Please convert every one of the rows below into a numbered list, one line per item with blank lines omitted, and leave the pictures out of your answer.

• **Supplied material**:
· · ·
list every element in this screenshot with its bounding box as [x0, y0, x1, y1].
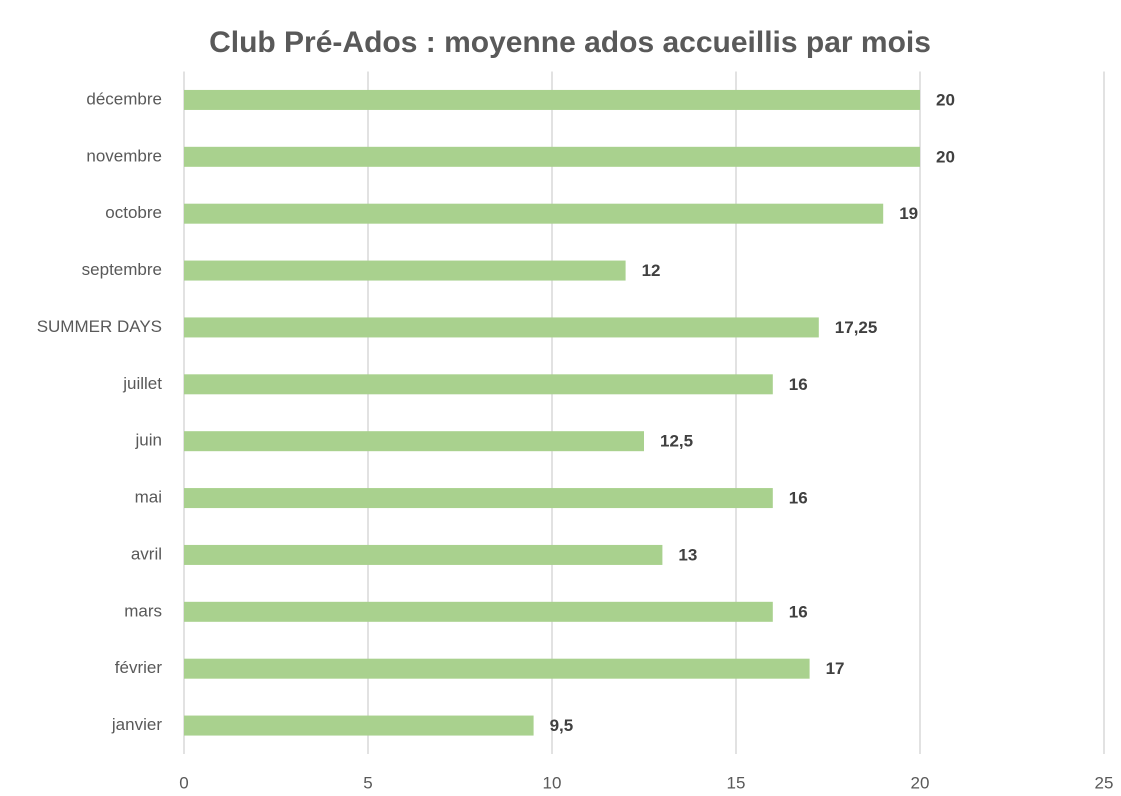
value-label: 20: [936, 90, 955, 109]
x-tick-label: 20: [911, 773, 930, 792]
bar: [184, 715, 534, 736]
chart-title: Club Pré-Ados : moyenne ados accueillis …: [209, 26, 931, 59]
y-tick-label: septembre: [82, 260, 162, 279]
value-label: 16: [789, 489, 808, 508]
y-tick-label: mars: [124, 601, 162, 620]
y-tick-label: mai: [135, 488, 162, 507]
value-label: 13: [678, 545, 697, 564]
value-label: 16: [789, 375, 808, 394]
bar: [184, 260, 626, 281]
bar: [184, 203, 884, 224]
value-label: 17,25: [835, 318, 878, 337]
y-tick-label: janvier: [111, 715, 162, 734]
y-tick-label: avril: [131, 544, 162, 563]
bar: [184, 374, 773, 395]
x-tick-label: 15: [727, 773, 746, 792]
x-tick-label: 10: [543, 773, 562, 792]
y-tick-label: novembre: [86, 146, 162, 165]
value-label: 12,5: [660, 432, 693, 451]
bar: [184, 544, 663, 565]
bar: [184, 146, 920, 167]
value-label: 20: [936, 147, 955, 166]
bar: [184, 658, 810, 679]
value-label: 12: [642, 261, 661, 280]
y-tick-label: décembre: [86, 89, 162, 108]
value-label: 17: [826, 659, 845, 678]
bar: [184, 488, 773, 509]
value-label: 9,5: [550, 716, 574, 735]
x-tick-label: 5: [363, 773, 372, 792]
x-tick-label: 0: [179, 773, 188, 792]
bar: [184, 601, 773, 622]
y-tick-label: février: [115, 658, 163, 677]
y-tick-label: octobre: [105, 203, 162, 222]
y-tick-label: juillet: [122, 374, 162, 393]
bar: [184, 317, 819, 338]
value-label: 16: [789, 602, 808, 621]
bar: [184, 431, 644, 452]
x-tick-label: 25: [1095, 773, 1114, 792]
y-tick-label: SUMMER DAYS: [37, 317, 162, 336]
value-label: 19: [899, 204, 918, 223]
bar: [184, 89, 920, 110]
y-tick-label: juin: [135, 431, 162, 450]
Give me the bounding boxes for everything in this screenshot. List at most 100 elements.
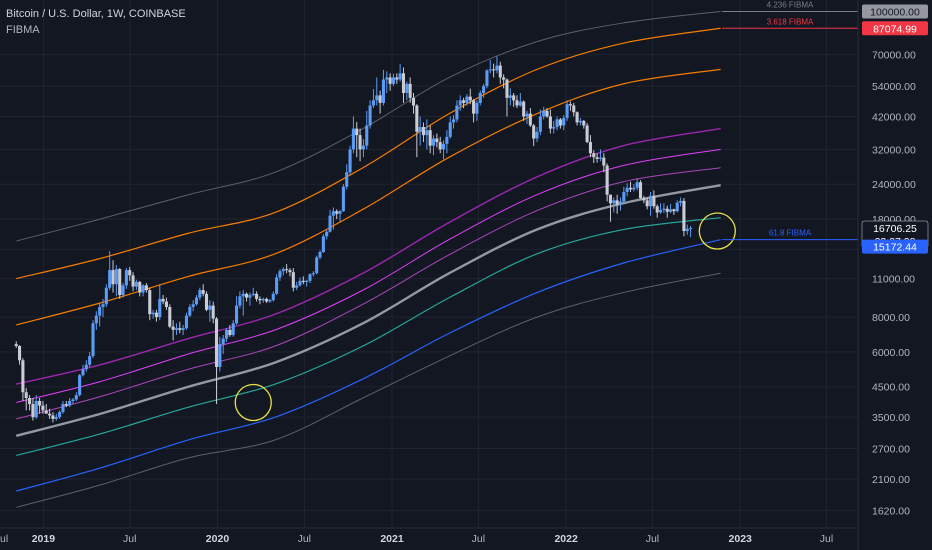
· · ·
• **Task response**:
1. list every element in this screenshot with its bounding box as [x0, y0, x1, y1].
2. value-label: 20: [936, 90, 955, 109]
3. x-tick-label: 20: [911, 773, 930, 792]
4. bar: [184, 715, 534, 736]
5. chart-title: Club Pré-Ados : moyenne ados accueillis …: [209, 26, 931, 59]
6. y-tick-label: septembre: [82, 260, 162, 279]
7. value-label: 16: [789, 489, 808, 508]
8. y-tick-label: mars: [124, 601, 162, 620]
9. y-tick-label: mai: [135, 488, 162, 507]
10. value-label: 13: [678, 545, 697, 564]
11. value-label: 16: [789, 375, 808, 394]
12. bar: [184, 260, 626, 281]
13. bar: [184, 203, 884, 224]
14. value-label: 17,25: [835, 318, 878, 337]
15. y-tick-label: janvier: [111, 715, 162, 734]
16. y-tick-label: avril: [131, 544, 162, 563]
17. bar: [184, 374, 773, 395]
18. x-tick-label: 15: [727, 773, 746, 792]
19. x-tick-label: 10: [543, 773, 562, 792]
20. y-tick-label: novembre: [86, 146, 162, 165]
21. value-label: 12,5: [660, 432, 693, 451]
22. bar: [184, 544, 663, 565]
23. bar: [184, 146, 920, 167]
24. value-label: 20: [936, 147, 955, 166]
25. bar: [184, 658, 810, 679]
26. value-label: 12: [642, 261, 661, 280]
27. y-tick-label: décembre: [86, 89, 162, 108]
28. value-label: 17: [826, 659, 845, 678]
29. bar: [184, 488, 773, 509]
30. value-label: 9,5: [550, 716, 574, 735]
31. x-tick-label: 5: [363, 773, 372, 792]
32. x-tick-label: 0: [179, 773, 188, 792]
33. bar: [184, 601, 773, 622]
34. y-tick-label: février: [115, 658, 163, 677]
35. y-tick-label: octobre: [105, 203, 162, 222]
36. y-tick-label: juillet: [122, 374, 162, 393]
37. bar: [184, 317, 819, 338]
38. value-label: 16: [789, 602, 808, 621]
39. bar: [184, 431, 644, 452]
40. x-tick-label: 25: [1095, 773, 1114, 792]
41. y-tick-label: SUMMER DAYS: [37, 317, 162, 336]
42. value-label: 19: [899, 204, 918, 223]
43. bar: [184, 89, 920, 110]
44. y-tick-label: juin: [135, 431, 162, 450]
45. Give me the bounding boxes for everything in this screenshot. List at most 100 elements.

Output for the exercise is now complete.